--- What is required ---
Search the records for the word "Quantize" and pick out every line that has it.

--- Records for this task ---
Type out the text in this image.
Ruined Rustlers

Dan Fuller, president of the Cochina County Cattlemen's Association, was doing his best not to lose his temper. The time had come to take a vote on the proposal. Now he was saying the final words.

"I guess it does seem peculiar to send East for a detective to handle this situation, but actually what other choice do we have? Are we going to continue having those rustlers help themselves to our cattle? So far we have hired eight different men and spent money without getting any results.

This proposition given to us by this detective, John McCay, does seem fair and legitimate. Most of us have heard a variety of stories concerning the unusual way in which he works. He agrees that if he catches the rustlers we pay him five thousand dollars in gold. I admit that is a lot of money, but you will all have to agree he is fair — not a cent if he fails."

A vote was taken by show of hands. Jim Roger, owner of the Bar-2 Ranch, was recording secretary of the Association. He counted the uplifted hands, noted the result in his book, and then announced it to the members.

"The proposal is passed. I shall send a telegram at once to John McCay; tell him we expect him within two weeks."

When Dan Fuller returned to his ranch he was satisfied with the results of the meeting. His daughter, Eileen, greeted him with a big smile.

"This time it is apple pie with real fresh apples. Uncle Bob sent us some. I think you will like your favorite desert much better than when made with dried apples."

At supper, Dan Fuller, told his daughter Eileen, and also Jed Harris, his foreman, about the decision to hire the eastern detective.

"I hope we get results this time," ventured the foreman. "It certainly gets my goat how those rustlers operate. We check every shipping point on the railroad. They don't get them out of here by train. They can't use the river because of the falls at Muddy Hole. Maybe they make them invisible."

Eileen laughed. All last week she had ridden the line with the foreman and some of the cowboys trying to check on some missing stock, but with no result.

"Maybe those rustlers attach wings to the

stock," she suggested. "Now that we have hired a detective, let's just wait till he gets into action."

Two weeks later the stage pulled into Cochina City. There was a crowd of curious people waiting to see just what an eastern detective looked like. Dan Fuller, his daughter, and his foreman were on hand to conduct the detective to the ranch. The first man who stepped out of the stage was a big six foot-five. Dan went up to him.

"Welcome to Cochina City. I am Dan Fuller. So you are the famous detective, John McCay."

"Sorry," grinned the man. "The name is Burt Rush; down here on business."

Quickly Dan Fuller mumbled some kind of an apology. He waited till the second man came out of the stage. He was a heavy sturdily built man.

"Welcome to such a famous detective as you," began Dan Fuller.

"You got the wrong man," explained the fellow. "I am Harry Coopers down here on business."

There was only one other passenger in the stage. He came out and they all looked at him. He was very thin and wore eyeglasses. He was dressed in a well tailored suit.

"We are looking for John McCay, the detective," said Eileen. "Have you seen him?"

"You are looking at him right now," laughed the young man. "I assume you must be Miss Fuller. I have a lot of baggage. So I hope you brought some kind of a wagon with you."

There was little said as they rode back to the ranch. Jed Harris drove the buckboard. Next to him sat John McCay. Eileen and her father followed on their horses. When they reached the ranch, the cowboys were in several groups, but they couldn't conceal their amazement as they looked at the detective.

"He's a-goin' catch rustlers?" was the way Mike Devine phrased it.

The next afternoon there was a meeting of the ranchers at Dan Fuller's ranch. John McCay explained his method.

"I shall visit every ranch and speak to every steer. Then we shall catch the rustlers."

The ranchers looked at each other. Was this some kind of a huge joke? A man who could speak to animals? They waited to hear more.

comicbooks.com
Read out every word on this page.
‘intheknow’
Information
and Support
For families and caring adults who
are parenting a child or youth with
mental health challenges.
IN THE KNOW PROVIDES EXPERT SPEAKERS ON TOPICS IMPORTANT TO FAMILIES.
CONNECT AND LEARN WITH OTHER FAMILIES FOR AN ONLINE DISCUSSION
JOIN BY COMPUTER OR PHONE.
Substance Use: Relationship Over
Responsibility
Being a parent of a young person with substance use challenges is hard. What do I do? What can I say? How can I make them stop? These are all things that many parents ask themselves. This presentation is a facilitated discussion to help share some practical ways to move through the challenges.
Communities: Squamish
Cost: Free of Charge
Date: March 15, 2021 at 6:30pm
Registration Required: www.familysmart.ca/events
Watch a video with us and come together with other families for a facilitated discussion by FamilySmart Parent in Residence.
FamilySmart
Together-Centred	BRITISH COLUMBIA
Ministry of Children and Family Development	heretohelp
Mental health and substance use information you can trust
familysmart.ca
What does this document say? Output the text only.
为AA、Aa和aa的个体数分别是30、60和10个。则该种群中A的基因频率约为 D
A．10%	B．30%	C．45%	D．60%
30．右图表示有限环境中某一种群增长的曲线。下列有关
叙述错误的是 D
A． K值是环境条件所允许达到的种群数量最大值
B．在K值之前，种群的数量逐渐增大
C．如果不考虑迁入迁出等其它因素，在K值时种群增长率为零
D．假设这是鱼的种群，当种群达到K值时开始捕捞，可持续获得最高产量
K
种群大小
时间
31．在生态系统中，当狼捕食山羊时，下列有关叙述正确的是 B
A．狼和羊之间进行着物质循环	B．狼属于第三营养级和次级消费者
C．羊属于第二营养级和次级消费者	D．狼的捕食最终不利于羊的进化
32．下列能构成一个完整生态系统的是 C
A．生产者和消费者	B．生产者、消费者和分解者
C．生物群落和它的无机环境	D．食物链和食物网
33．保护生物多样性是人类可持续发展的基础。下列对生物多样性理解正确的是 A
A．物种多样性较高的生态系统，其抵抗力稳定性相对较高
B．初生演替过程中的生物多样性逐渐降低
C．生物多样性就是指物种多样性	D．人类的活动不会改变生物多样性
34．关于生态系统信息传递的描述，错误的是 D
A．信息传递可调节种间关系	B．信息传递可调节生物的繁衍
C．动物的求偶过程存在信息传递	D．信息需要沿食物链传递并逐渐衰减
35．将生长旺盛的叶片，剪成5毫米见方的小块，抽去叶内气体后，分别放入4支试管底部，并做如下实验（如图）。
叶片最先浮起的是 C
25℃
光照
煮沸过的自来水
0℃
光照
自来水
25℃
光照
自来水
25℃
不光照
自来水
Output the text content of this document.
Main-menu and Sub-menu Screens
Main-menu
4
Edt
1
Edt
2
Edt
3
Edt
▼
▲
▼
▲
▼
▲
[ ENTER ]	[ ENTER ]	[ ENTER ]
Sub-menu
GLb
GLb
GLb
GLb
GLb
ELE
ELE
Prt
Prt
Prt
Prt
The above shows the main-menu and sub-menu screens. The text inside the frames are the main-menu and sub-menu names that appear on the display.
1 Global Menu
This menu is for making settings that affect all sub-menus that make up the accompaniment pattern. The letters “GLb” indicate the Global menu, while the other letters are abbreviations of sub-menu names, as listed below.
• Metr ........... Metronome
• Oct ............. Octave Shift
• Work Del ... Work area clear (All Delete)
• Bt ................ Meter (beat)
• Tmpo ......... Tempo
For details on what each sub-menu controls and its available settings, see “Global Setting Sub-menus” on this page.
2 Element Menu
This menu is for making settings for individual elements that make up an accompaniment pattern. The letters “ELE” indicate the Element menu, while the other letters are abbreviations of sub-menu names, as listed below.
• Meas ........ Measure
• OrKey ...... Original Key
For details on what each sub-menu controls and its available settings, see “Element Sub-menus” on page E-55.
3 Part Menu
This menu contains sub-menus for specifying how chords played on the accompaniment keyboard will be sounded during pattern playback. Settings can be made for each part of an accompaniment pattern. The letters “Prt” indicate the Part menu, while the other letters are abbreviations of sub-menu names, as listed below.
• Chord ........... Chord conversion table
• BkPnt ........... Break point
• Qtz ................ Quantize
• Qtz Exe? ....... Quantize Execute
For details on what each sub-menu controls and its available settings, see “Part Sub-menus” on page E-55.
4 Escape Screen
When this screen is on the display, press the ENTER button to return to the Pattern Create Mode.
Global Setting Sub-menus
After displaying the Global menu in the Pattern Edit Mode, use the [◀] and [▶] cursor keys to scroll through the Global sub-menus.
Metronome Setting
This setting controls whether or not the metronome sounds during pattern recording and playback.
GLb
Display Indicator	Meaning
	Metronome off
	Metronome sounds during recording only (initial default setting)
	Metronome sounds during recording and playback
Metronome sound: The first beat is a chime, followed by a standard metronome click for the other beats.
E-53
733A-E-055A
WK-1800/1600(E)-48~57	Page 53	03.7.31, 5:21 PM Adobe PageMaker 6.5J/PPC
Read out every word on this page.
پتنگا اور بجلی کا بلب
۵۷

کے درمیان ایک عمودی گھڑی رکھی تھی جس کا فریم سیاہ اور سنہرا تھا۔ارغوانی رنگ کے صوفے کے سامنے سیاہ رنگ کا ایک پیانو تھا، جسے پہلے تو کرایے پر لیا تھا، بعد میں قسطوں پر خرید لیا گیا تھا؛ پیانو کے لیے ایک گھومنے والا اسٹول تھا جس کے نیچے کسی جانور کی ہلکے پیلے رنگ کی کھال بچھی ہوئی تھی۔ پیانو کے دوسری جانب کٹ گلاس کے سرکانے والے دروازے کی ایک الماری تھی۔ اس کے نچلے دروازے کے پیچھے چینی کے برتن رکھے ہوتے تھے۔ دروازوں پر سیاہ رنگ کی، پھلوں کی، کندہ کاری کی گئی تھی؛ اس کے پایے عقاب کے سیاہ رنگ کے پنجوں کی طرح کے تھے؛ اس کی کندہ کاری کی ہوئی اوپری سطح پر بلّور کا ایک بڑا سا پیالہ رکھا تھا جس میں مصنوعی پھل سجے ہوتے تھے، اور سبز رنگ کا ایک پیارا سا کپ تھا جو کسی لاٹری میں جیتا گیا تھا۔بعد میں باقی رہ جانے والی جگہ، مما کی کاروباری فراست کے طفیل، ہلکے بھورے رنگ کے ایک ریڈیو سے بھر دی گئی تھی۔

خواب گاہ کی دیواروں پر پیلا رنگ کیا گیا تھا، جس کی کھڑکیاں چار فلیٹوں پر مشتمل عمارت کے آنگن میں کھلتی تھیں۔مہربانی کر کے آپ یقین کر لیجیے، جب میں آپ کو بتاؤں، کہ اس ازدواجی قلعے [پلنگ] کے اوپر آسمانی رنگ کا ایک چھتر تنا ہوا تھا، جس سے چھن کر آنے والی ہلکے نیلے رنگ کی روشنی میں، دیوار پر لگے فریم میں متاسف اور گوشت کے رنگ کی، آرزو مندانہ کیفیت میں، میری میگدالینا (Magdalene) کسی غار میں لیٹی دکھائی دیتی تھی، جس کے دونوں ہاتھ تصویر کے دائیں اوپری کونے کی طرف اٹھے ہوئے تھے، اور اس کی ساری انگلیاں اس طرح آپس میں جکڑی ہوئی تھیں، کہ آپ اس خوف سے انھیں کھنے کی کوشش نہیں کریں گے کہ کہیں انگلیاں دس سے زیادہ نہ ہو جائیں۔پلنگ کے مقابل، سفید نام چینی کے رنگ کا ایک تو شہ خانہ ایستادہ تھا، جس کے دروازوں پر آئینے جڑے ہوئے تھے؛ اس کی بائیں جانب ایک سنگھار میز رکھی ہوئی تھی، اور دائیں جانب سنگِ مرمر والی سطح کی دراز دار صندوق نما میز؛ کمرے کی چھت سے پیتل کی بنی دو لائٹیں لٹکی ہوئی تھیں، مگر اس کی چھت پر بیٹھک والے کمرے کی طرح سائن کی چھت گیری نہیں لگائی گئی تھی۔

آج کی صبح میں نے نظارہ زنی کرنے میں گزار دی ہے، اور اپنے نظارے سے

--- Exercise answer ---
• Qtz ................ Quantize
• Qtz Exe? ....... Quantize Execute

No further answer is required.